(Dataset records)
_ _ _ _

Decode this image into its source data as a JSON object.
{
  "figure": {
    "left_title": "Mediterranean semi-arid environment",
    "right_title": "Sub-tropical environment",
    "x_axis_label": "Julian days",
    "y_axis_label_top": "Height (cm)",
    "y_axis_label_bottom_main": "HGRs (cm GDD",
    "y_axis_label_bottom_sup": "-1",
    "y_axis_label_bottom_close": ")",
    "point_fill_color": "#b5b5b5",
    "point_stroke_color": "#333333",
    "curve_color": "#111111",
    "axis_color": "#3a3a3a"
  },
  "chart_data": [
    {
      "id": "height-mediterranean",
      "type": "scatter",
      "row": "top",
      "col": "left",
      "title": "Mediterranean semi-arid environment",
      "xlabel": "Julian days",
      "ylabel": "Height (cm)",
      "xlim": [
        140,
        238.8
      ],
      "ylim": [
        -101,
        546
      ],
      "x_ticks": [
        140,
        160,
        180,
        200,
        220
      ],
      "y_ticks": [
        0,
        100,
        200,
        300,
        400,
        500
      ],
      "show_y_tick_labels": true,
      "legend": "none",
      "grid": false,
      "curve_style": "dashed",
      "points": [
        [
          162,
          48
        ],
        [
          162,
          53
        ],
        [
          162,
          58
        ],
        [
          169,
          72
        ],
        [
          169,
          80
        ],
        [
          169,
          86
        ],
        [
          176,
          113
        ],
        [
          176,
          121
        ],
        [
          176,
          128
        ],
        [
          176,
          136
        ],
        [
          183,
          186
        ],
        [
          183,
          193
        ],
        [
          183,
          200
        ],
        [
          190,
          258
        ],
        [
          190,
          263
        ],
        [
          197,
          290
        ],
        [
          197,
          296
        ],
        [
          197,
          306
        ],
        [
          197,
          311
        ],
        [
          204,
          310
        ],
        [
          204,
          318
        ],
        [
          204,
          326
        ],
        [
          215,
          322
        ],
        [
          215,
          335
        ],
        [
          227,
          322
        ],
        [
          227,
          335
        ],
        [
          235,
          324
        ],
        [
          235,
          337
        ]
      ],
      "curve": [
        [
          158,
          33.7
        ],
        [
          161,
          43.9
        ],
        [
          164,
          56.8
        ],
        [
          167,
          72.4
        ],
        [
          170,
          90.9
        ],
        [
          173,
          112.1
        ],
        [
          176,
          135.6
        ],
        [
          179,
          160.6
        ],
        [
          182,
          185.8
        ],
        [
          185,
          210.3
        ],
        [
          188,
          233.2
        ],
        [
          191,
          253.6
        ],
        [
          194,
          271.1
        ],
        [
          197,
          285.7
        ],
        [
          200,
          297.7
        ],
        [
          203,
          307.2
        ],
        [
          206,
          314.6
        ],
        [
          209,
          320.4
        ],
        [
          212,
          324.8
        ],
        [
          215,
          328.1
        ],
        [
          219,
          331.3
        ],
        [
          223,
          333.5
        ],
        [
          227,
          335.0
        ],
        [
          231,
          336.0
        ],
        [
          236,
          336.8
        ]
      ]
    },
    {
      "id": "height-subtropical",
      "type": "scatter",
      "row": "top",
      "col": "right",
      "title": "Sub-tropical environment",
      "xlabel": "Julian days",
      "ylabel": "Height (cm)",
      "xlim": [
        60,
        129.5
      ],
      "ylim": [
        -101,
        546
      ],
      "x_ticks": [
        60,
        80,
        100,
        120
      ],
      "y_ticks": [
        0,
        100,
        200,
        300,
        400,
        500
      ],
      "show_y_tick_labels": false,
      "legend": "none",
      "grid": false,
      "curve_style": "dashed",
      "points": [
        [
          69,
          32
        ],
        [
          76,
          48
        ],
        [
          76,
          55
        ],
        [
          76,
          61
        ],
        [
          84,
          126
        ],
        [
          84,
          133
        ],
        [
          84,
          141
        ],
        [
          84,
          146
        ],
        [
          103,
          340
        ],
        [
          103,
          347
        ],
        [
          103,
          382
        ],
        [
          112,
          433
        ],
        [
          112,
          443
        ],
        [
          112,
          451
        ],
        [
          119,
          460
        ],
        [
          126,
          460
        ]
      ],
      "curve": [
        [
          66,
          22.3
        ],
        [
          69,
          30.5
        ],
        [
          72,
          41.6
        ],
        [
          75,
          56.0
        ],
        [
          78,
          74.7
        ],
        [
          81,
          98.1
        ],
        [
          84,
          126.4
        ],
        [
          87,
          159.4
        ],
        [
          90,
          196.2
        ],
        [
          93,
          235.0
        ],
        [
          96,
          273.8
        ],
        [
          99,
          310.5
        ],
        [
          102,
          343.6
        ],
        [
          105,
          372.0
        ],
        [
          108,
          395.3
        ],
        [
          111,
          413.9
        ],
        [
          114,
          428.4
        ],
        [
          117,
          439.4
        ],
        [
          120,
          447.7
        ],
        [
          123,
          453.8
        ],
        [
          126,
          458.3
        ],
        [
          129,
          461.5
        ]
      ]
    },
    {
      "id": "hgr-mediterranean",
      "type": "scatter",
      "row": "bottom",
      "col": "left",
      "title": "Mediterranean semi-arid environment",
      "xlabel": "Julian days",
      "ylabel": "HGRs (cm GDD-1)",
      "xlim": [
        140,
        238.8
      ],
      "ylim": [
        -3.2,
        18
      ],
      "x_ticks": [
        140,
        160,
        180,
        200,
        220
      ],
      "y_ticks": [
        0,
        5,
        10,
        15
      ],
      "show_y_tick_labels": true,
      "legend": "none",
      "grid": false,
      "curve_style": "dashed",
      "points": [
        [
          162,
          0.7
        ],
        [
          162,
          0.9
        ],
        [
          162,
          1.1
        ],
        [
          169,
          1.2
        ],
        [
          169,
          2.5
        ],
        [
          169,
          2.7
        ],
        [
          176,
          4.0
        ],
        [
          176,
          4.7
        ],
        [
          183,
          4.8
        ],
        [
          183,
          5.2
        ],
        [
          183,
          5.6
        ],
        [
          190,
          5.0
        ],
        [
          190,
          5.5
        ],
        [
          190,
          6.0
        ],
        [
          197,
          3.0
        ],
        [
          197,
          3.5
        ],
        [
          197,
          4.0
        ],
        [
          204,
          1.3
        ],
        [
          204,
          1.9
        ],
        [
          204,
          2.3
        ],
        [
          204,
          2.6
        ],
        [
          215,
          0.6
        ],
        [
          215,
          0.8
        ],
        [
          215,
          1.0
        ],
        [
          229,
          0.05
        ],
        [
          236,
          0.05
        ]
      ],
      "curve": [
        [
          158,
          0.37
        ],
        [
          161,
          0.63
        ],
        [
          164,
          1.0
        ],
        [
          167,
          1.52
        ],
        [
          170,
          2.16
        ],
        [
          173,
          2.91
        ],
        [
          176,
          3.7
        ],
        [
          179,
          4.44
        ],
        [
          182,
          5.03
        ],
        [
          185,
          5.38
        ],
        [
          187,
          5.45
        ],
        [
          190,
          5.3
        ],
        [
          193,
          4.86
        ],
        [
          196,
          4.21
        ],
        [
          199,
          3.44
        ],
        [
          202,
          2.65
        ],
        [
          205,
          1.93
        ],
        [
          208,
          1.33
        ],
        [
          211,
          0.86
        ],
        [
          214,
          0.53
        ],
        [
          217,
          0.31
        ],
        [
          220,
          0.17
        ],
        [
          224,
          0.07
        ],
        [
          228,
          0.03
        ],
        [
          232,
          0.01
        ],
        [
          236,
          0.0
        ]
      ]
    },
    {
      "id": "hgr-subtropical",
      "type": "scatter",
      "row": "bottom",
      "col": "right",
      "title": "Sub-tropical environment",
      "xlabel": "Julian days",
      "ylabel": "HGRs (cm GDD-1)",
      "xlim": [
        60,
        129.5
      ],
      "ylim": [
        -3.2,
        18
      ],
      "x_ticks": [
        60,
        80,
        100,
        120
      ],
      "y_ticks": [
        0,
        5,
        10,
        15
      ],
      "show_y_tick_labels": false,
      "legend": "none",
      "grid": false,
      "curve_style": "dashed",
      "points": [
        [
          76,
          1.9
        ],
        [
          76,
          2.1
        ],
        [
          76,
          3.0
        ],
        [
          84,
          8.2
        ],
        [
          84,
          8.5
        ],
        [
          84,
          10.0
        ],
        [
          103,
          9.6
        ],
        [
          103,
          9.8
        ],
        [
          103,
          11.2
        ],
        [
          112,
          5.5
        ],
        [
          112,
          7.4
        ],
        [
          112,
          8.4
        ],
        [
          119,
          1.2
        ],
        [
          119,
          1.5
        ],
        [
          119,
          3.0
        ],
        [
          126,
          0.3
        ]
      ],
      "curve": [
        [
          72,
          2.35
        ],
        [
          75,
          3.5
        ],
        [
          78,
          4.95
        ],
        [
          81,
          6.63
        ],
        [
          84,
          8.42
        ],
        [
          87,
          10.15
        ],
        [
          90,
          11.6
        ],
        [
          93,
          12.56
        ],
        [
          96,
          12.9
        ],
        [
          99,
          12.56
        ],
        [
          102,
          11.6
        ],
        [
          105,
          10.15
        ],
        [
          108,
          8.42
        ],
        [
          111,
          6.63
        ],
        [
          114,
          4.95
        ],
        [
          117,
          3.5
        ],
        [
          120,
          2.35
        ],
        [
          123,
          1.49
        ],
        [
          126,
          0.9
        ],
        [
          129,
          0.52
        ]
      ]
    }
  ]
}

_ _ _ _

- AIM
Identify each line holding the string "subtropical", and copy it out.

- FINAL ANSWER
      "id": "height-subtropical",
      "id": "hgr-subtropical",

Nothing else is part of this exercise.